►

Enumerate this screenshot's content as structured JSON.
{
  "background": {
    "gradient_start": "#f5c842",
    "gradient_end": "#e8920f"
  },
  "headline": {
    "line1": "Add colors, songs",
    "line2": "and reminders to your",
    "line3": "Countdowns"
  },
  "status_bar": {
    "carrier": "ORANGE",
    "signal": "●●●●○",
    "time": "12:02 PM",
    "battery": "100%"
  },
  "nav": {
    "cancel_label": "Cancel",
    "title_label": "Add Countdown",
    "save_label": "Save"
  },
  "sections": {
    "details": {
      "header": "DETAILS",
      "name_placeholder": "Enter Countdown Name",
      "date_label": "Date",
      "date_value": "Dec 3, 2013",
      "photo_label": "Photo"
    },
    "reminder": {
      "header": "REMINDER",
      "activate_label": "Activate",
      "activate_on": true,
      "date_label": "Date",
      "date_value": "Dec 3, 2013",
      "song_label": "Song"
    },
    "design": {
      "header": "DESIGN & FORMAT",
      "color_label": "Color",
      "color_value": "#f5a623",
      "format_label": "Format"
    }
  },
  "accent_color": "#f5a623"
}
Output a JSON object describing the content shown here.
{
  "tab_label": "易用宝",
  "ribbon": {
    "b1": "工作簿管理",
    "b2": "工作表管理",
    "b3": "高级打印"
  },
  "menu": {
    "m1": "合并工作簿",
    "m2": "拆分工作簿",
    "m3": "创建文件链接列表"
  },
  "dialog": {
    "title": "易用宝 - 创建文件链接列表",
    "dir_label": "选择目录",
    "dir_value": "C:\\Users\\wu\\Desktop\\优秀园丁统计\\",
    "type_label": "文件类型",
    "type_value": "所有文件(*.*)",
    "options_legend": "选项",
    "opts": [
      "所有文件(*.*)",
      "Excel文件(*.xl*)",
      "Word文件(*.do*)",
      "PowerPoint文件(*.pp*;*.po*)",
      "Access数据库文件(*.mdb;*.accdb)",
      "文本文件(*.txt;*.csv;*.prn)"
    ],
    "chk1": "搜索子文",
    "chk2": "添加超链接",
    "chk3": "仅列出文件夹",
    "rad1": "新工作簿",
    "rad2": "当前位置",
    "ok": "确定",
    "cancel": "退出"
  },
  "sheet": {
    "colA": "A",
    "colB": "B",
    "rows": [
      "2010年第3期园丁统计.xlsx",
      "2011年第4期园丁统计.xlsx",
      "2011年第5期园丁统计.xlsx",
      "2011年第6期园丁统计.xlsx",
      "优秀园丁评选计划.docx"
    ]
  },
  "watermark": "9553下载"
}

◄
►

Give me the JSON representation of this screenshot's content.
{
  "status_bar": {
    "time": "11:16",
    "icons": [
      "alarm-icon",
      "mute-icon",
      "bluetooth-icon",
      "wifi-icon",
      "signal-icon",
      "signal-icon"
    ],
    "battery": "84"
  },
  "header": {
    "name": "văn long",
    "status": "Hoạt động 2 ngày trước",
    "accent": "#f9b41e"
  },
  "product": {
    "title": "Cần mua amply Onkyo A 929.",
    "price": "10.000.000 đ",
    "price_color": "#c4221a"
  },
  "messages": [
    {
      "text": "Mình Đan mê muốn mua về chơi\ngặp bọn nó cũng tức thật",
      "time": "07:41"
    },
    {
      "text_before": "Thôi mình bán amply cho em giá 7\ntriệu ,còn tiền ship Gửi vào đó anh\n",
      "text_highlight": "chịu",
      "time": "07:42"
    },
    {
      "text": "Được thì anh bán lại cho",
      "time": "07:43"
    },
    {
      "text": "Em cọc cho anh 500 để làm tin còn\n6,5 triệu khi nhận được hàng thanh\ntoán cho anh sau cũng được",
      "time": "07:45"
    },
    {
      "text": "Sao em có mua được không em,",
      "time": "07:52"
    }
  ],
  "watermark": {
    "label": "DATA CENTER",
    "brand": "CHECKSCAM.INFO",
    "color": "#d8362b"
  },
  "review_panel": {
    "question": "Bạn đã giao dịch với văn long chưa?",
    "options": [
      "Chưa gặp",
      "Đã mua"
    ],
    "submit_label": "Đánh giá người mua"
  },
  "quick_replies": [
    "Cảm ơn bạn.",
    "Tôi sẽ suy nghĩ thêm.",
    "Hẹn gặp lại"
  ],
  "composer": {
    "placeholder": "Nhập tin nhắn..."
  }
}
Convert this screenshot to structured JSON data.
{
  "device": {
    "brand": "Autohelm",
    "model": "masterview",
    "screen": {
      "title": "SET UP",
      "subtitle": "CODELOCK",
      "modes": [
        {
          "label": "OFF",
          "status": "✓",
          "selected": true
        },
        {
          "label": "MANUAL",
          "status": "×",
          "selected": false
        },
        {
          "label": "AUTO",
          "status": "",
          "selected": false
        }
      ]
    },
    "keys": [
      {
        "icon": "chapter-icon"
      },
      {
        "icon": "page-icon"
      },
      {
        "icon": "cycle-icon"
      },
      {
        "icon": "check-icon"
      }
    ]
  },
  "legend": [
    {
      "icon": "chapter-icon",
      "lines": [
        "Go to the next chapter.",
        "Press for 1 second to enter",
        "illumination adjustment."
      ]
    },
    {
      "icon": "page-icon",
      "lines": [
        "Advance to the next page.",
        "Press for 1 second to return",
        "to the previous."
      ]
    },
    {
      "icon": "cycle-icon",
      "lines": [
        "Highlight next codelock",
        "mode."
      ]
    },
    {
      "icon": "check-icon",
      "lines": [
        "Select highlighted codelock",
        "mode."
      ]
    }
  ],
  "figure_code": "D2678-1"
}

◄

PROBLEM TO WORK ON
Find the word "second" in the entries above and gather every line that holds it.

TASK RESULT
        "Press for 1 second to enter",
        "Press for 1 second to return",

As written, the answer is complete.